Material for this task:
=====

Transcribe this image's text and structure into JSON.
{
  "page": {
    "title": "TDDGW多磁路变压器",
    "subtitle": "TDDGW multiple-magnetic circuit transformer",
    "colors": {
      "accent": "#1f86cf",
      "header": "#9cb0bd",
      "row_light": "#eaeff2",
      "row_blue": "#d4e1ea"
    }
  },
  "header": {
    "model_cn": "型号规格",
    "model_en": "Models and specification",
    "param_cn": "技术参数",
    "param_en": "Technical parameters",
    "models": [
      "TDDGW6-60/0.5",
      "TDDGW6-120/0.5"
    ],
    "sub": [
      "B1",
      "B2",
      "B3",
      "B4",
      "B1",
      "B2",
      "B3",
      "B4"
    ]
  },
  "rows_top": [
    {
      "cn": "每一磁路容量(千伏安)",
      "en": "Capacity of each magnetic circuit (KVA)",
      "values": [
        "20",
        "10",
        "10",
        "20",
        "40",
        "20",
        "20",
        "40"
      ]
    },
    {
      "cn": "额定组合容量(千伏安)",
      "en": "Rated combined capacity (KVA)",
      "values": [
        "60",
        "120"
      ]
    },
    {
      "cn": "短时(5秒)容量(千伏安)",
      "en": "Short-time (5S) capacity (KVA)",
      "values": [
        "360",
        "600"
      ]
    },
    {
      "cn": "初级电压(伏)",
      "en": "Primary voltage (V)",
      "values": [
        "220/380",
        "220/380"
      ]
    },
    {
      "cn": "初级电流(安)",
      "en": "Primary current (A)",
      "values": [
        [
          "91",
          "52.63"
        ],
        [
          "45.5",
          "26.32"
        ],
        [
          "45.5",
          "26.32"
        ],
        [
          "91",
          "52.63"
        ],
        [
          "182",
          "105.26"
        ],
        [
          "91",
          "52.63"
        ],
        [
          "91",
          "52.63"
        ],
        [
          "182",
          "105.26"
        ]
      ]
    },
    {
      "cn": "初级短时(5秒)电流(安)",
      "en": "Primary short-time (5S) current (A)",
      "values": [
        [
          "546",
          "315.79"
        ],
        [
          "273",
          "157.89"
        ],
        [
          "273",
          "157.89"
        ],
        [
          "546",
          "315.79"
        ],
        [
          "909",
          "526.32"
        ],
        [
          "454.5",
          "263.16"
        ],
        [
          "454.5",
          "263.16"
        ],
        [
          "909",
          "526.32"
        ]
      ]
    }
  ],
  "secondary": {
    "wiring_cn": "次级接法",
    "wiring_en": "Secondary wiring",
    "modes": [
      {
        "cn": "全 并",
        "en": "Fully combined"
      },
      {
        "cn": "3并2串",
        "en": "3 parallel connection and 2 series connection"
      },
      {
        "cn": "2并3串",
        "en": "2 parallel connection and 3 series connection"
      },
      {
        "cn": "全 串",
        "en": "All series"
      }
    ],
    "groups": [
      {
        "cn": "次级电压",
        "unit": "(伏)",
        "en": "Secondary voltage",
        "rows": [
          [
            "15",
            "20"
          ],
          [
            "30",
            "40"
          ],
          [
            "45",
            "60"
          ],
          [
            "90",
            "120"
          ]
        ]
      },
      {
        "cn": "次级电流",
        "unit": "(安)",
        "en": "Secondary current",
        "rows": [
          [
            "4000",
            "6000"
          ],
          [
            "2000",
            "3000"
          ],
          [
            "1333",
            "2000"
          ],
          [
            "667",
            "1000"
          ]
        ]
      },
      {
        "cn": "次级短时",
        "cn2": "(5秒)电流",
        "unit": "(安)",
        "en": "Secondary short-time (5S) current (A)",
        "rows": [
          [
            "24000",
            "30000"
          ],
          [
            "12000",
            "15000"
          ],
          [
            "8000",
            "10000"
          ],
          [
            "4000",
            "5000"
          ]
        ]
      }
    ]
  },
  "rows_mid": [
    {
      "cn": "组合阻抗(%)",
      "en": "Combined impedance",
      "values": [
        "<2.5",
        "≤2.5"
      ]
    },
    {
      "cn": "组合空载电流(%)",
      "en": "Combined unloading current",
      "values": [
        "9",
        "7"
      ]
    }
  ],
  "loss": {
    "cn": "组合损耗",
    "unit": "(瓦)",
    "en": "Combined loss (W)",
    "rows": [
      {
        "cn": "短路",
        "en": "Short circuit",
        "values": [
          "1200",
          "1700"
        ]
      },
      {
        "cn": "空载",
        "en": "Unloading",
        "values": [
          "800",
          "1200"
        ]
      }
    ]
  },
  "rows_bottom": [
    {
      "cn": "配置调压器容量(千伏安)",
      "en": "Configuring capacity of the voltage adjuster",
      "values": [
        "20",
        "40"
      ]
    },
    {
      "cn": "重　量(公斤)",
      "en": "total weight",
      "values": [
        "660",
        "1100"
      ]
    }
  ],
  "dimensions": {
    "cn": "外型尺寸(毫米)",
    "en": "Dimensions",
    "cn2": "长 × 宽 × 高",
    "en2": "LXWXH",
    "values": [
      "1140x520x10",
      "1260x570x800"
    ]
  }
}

=====

What you need to do: Copy every line of the material, please, keeping it exactly the same.

Correct result:
Transcribe this image's text and structure into JSON.
{
  "page": {
    "title": "TDDGW多磁路变压器",
    "subtitle": "TDDGW multiple-magnetic circuit transformer",
    "colors": {
      "accent": "#1f86cf",
      "header": "#9cb0bd",
      "row_light": "#eaeff2",
      "row_blue": "#d4e1ea"
    }
  },
  "header": {
    "model_cn": "型号规格",
    "model_en": "Models and specification",
    "param_cn": "技术参数",
    "param_en": "Technical parameters",
    "models": [
      "TDDGW6-60/0.5",
      "TDDGW6-120/0.5"
    ],
    "sub": [
      "B1",
      "B2",
      "B3",
      "B4",
      "B1",
      "B2",
      "B3",
      "B4"
    ]
  },
  "rows_top": [
    {
      "cn": "每一磁路容量(千伏安)",
      "en": "Capacity of each magnetic circuit (KVA)",
      "values": [
        "20",
        "10",
        "10",
        "20",
        "40",
        "20",
        "20",
        "40"
      ]
    },
    {
      "cn": "额定组合容量(千伏安)",
      "en": "Rated combined capacity (KVA)",
      "values": [
        "60",
        "120"
      ]
    },
    {
      "cn": "短时(5秒)容量(千伏安)",
      "en": "Short-time (5S) capacity (KVA)",
      "values": [
        "360",
        "600"
      ]
    },
    {
      "cn": "初级电压(伏)",
      "en": "Primary voltage (V)",
      "values": [
        "220/380",
        "220/380"
      ]
    },
    {
      "cn": "初级电流(安)",
      "en": "Primary current (A)",
      "values": [
        [
          "91",
          "52.63"
        ],
        [
          "45.5",
          "26.32"
        ],
        [
          "45.5",
          "26.32"
        ],
        [
          "91",
          "52.63"
        ],
        [
          "182",
          "105.26"
        ],
        [
          "91",
          "52.63"
        ],
        [
          "91",
          "52.63"
        ],
        [
          "182",
          "105.26"
        ]
      ]
    },
    {
      "cn": "初级短时(5秒)电流(安)",
      "en": "Primary short-time (5S) current (A)",
      "values": [
        [
          "546",
          "315.79"
        ],
        [
          "273",
          "157.89"
        ],
        [
          "273",
          "157.89"
        ],
        [
          "546",
          "315.79"
        ],
        [
          "909",
          "526.32"
        ],
        [
          "454.5",
          "263.16"
        ],
        [
          "454.5",
          "263.16"
        ],
        [
          "909",
          "526.32"
        ]
      ]
    }
  ],
  "secondary": {
    "wiring_cn": "次级接法",
    "wiring_en": "Secondary wiring",
    "modes": [
      {
        "cn": "全 并",
        "en": "Fully combined"
      },
      {
        "cn": "3并2串",
        "en": "3 parallel connection and 2 series connection"
      },
      {
        "cn": "2并3串",
        "en": "2 parallel connection and 3 series connection"
      },
      {
        "cn": "全 串",
        "en": "All series"
      }
    ],
    "groups": [
      {
        "cn": "次级电压",
        "unit": "(伏)",
        "en": "Secondary voltage",
        "rows": [
          [
            "15",
            "20"
          ],
          [
            "30",
            "40"
          ],
          [
            "45",
            "60"
          ],
          [
            "90",
            "120"
          ]
        ]
      },
      {
        "cn": "次级电流",
        "unit": "(安)",
        "en": "Secondary current",
        "rows": [
          [
            "4000",
            "6000"
          ],
          [
            "2000",
            "3000"
          ],
          [
            "1333",
            "2000"
          ],
          [
            "667",
            "1000"
          ]
        ]
      },
      {
        "cn": "次级短时",
        "cn2": "(5秒)电流",
        "unit": "(安)",
        "en": "Secondary short-time (5S) current (A)",
        "rows": [
          [
            "24000",
            "30000"
          ],
          [
            "12000",
            "15000"
          ],
          [
            "8000",
            "10000"
          ],
          [
            "4000",
            "5000"
          ]
        ]
      }
    ]
  },
  "rows_mid": [
    {
      "cn": "组合阻抗(%)",
      "en": "Combined impedance",
      "values": [
        "<2.5",
        "≤2.5"
      ]
    },
    {
      "cn": "组合空载电流(%)",
      "en": "Combined unloading current",
      "values": [
        "9",
        "7"
      ]
    }
  ],
  "loss": {
    "cn": "组合损耗",
    "unit": "(瓦)",
    "en": "Combined loss (W)",
    "rows": [
      {
        "cn": "短路",
        "en": "Short circuit",
        "values": [
          "1200",
          "1700"
        ]
      },
      {
        "cn": "空载",
        "en": "Unloading",
        "values": [
          "800",
          "1200"
        ]
      }
    ]
  },
  "rows_bottom": [
    {
      "cn": "配置调压器容量(千伏安)",
      "en": "Configuring capacity of the voltage adjuster",
      "values": [
        "20",
        "40"
      ]
    },
    {
      "cn": "重　量(公斤)",
      "en": "total weight",
      "values": [
        "660",
        "1100"
      ]
    }
  ],
  "dimensions": {
    "cn": "外型尺寸(毫米)",
    "en": "Dimensions",
    "cn2": "长 × 宽 × 高",
    "en2": "LXWXH",
    "values": [
      "1140x520x10",
      "1260x570x800"
    ]
  }
}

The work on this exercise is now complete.